§ EXERCISE DIRECTIONS
Tally the lines below that contain the word "случае", and give only that number.

Dataset records:
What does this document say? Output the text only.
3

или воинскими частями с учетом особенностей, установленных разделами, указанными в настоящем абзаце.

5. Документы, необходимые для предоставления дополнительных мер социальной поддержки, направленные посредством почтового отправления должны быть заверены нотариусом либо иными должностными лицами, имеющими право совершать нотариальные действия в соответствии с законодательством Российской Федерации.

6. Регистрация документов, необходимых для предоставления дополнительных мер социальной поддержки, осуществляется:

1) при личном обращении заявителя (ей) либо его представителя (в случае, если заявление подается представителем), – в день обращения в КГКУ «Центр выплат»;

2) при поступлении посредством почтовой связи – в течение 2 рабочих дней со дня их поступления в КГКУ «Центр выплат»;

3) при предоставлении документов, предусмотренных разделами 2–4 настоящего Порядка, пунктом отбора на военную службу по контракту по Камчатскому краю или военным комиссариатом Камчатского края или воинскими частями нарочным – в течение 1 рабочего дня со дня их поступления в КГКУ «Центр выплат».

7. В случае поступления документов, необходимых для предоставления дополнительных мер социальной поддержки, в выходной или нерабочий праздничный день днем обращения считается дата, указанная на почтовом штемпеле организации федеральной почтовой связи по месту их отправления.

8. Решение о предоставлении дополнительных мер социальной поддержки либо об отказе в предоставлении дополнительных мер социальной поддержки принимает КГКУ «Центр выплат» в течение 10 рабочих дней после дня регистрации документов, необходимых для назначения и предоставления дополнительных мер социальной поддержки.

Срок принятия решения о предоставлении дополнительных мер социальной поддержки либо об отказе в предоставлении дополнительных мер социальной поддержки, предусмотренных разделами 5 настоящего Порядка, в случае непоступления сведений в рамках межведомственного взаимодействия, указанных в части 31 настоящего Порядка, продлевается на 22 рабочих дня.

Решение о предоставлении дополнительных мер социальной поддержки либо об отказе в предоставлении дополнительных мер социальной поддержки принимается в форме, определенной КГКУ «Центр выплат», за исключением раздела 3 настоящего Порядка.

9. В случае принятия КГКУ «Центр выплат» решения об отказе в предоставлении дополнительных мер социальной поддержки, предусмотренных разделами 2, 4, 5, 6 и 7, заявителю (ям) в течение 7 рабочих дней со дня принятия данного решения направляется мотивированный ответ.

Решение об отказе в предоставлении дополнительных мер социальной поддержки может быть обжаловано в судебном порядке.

§ FULL SOLUTION
4